(Stored data entries)
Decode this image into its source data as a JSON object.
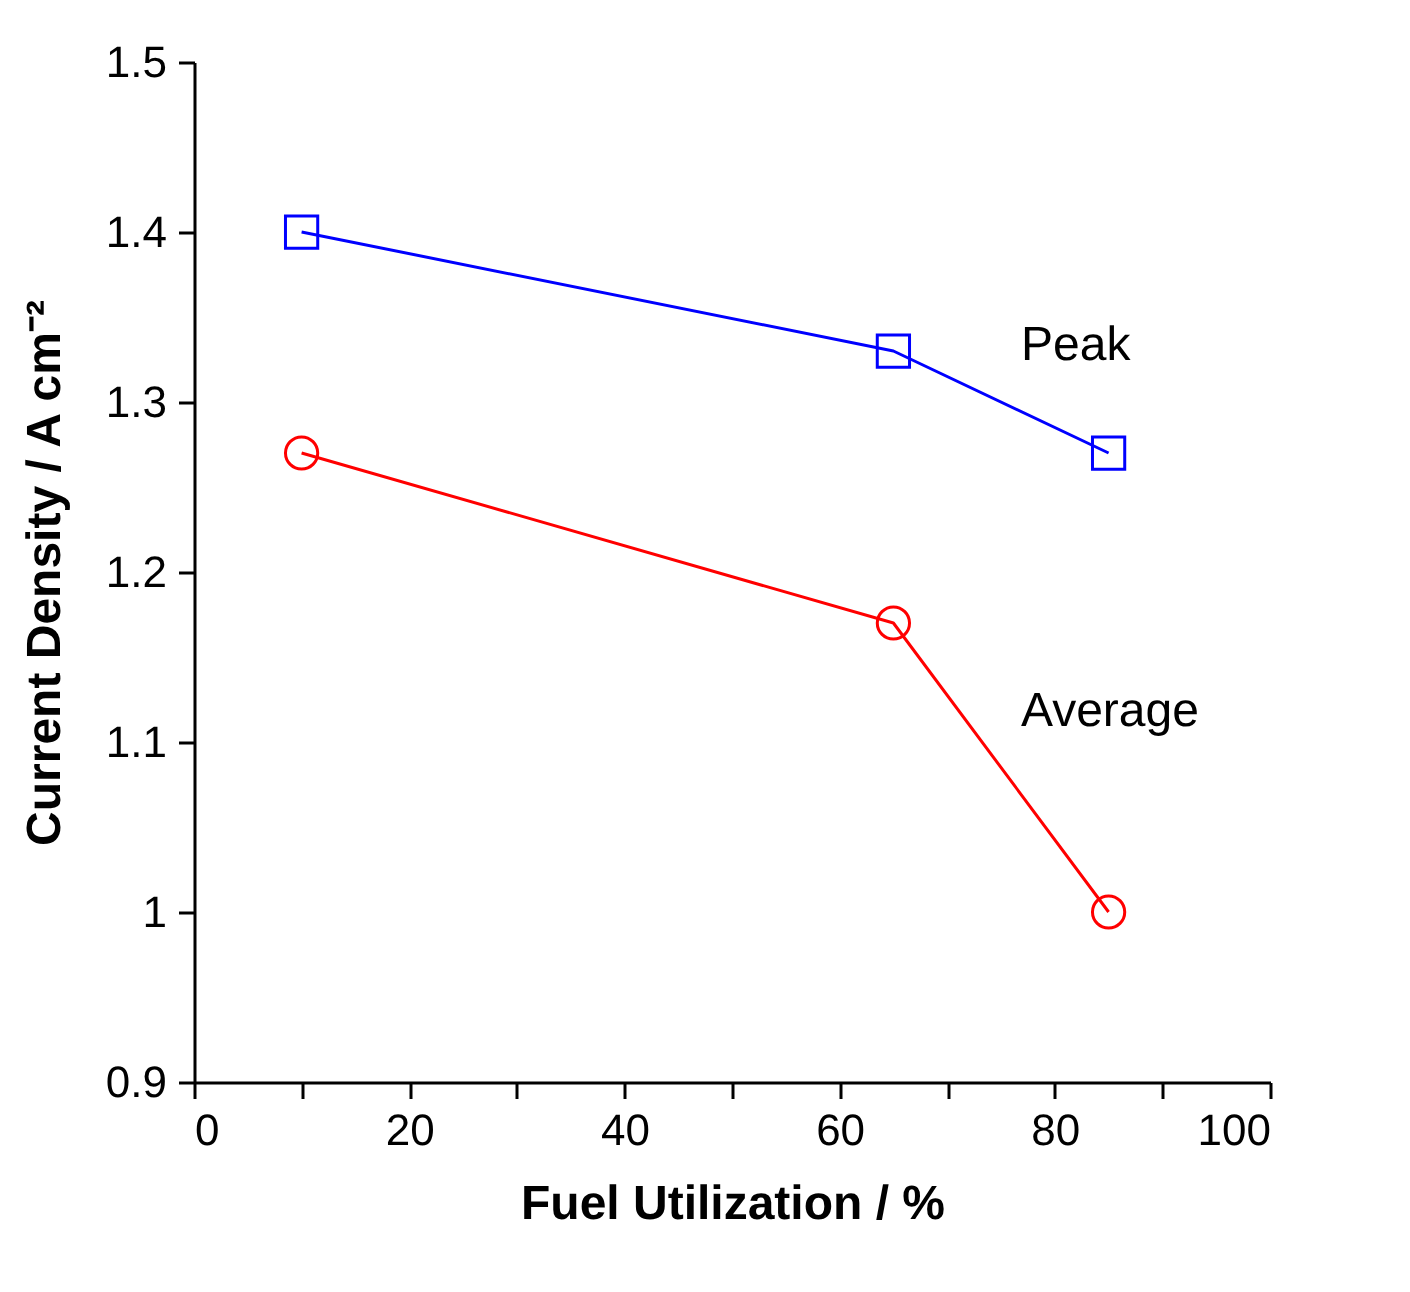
{
  "chart_data": {
    "type": "line",
    "xlabel": "Fuel Utilization / %",
    "ylabel": "Current Density / A cm⁻²",
    "xlim": [
      0,
      100
    ],
    "xticks": [
      0,
      {
        "value": 10,
        "label": null
      },
      20,
      {
        "value": 30,
        "label": null
      },
      40,
      {
        "value": 50,
        "label": null
      },
      60,
      {
        "value": 70,
        "label": null
      },
      80,
      {
        "value": 90,
        "label": null
      },
      100
    ],
    "ylim": [
      0.9,
      1.5
    ],
    "yticks": [
      0.9,
      1,
      1.1,
      1.2,
      1.3,
      1.4,
      1.5
    ],
    "grid": false,
    "legend": false,
    "series": [
      {
        "name": "Peak",
        "color": "#0000ff",
        "marker": "square",
        "x": [
          10,
          65,
          85
        ],
        "values": [
          1.4,
          1.33,
          1.27
        ]
      },
      {
        "name": "Average",
        "color": "#ff0000",
        "marker": "circle",
        "x": [
          10,
          65,
          85
        ],
        "values": [
          1.27,
          1.17,
          1.0
        ]
      }
    ]
  }
}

§ **WRITTEN PROBLEM**
Transcribe every entry word for word, but omit the pictures.

§ **EXERCISE RESULT**
Decode this image into its source data as a JSON object.
{
  "chart_data": {
    "type": "line",
    "xlabel": "Fuel Utilization / %",
    "ylabel": "Current Density / A cm⁻²",
    "xlim": [
      0,
      100
    ],
    "xticks": [
      0,
      {
        "value": 10,
        "label": null
      },
      20,
      {
        "value": 30,
        "label": null
      },
      40,
      {
        "value": 50,
        "label": null
      },
      60,
      {
        "value": 70,
        "label": null
      },
      80,
      {
        "value": 90,
        "label": null
      },
      100
    ],
    "ylim": [
      0.9,
      1.5
    ],
    "yticks": [
      0.9,
      1,
      1.1,
      1.2,
      1.3,
      1.4,
      1.5
    ],
    "grid": false,
    "legend": false,
    "series": [
      {
        "name": "Peak",
        "color": "#0000ff",
        "marker": "square",
        "x": [
          10,
          65,
          85
        ],
        "values": [
          1.4,
          1.33,
          1.27
        ]
      },
      {
        "name": "Average",
        "color": "#ff0000",
        "marker": "circle",
        "x": [
          10,
          65,
          85
        ],
        "values": [
          1.27,
          1.17,
          1.0
        ]
      }
    ]
  }
}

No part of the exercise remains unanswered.